BEGIN ENTRIES SUPPLIED
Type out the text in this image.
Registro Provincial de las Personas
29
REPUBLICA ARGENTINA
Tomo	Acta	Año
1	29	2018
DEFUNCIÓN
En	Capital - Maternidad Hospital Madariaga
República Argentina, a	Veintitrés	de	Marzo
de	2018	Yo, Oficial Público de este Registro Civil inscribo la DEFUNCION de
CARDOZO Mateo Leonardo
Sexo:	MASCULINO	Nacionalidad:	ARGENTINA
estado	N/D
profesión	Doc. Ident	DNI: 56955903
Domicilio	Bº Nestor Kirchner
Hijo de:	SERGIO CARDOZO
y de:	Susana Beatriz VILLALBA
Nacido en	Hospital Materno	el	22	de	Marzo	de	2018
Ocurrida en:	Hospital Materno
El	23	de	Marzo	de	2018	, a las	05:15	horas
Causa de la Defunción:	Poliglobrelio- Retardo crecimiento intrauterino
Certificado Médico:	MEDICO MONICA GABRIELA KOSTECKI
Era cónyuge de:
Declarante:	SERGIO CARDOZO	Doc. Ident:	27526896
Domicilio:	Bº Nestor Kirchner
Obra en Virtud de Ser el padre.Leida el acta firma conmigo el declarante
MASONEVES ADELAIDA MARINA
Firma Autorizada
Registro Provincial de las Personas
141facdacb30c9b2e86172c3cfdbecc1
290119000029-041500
END ENTRIES SUPPLIED
Reproduce every record above exactly as it appears.

Type out the text in this image.
Registro Provincial de las Personas
29
REPUBLICA ARGENTINA
Tomo	Acta	Año
1	29	2018
DEFUNCIÓN
En	Capital - Maternidad Hospital Madariaga
República Argentina, a	Veintitrés	de	Marzo
de	2018	Yo, Oficial Público de este Registro Civil inscribo la DEFUNCION de
CARDOZO Mateo Leonardo
Sexo:	MASCULINO	Nacionalidad:	ARGENTINA
estado	N/D
profesión	Doc. Ident	DNI: 56955903
Domicilio	Bº Nestor Kirchner
Hijo de:	SERGIO CARDOZO
y de:	Susana Beatriz VILLALBA
Nacido en	Hospital Materno	el	22	de	Marzo	de	2018
Ocurrida en:	Hospital Materno
El	23	de	Marzo	de	2018	, a las	05:15	horas
Causa de la Defunción:	Poliglobrelio- Retardo crecimiento intrauterino
Certificado Médico:	MEDICO MONICA GABRIELA KOSTECKI
Era cónyuge de:
Declarante:	SERGIO CARDOZO	Doc. Ident:	27526896
Domicilio:	Bº Nestor Kirchner
Obra en Virtud de Ser el padre.Leida el acta firma conmigo el declarante
MASONEVES ADELAIDA MARINA
Firma Autorizada
Registro Provincial de las Personas
141facdacb30c9b2e86172c3cfdbecc1
290119000029-041500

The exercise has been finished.